Exercise: Print the part of the WAXA radio station text starting at "WNPL signed on" and ending at "on August 26.", with no changes.

WAXA
- Pine Island Center, Florida; United States;
- Broadcast area: Fort Myers, Florida
- Frequency: 1200 kHz
- Branding: Maxima 97.3/95.7

Programming
- Format: Spanish tropical hits

Ownership
- Owner: Fort Myers Broadcasting Company
- Sister stations: WNPL; WINK-FM; WINK-TV; WTLQ-FM;

History
- First air date: February 20, 1986
- Last air date: May 2021
- Former call signs: WDCQ (1986–1995); WTLQ (1995–1999); WINK (1999–2003); WPTK (2003–2010); WINK (2010–2013); WJUA (2013–2018);
- Call sign meaning: "Maxima"

Technical information
- Facility ID: 48329
- Class: B
- Power: 750 watts day and night
- Transmitter coordinates: 26°42′52″N 82°2′46″W﻿ / ﻿26.71444°N 82.04611°W
- Translator: 97.3 W247CR (Pine Island Center)
- Repeater: 1460 WNPL (Golden Gate)

Links
- Webcast: Listen live
- Website: musicaalmaximo.com

= WAXA =

WAXA (1200 AM; "Maxima 97.3/95.7") was a radio station which broadcast a Spanish-language Tropical hits format. Licensed to Pine Island Center, Florida, United States, the station served the Fort Myers area. The station was last owned by Fort Myers Broadcasting Company.

==History==

WAXA signed on February 20, 1986, as WDCQ, offering an oldies format. It had changed to a talk format by 1992. Fort Myers Broadcasting Company bought the station in 1995, with the sale not being completed until October 1996; soon afterward, the call letters were changed to WTLQ.

In 1999, the station swapped call letters with 1240 AM and became WINK; four years later, WINK was moved back to 1240, and 1200 became WPTK, offering a separate talk lineup from that offered on WINK. The format was changed to tropical music in October 2005, with some of WPTK's programming being absorbed into WINK's schedule. Another format change, this time to sports talk, followed in August 2008; programming was largely provided by Fox Sports Radio.

WNPL signed on in 2009 to improve the station's coverage in the southern end of the market.

Logo as "WINK News Radio"

An all-news format was adopted August 2, 2010. To reflect the "WINK News Radio" branding, the WINK call sign was again moved from 1240 AM (which became WFSX) on August 26.

Dataset entries:
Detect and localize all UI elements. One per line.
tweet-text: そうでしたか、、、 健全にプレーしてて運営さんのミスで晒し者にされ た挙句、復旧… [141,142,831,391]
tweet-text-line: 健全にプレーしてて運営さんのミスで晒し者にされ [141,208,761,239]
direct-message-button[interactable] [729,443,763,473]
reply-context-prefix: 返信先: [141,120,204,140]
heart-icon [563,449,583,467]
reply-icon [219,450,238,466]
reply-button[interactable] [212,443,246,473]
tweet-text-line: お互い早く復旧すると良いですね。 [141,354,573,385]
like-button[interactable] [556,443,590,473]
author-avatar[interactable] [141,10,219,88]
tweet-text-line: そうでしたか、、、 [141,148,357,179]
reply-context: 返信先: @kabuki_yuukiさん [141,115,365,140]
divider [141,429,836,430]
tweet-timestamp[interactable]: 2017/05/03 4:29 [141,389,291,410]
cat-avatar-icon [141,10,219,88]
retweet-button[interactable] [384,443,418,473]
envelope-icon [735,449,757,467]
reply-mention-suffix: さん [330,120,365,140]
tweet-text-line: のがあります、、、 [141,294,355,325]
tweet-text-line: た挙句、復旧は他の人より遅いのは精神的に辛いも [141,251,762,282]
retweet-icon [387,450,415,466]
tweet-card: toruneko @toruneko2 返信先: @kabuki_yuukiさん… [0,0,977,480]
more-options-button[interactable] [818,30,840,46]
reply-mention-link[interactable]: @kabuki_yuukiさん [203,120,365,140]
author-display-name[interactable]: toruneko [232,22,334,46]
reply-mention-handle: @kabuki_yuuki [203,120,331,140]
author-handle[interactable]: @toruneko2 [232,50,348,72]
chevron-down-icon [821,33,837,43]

Your response:
WNPL signed on in 2009 to improve the station's coverage in the southern end of the market.

Logo as "WINK News Radio"

An all-news format was adopted August 2, 2010. To reflect the "WINK News Radio" branding, the WINK call sign was again moved from 1240 AM (which became WFSX) on August 26.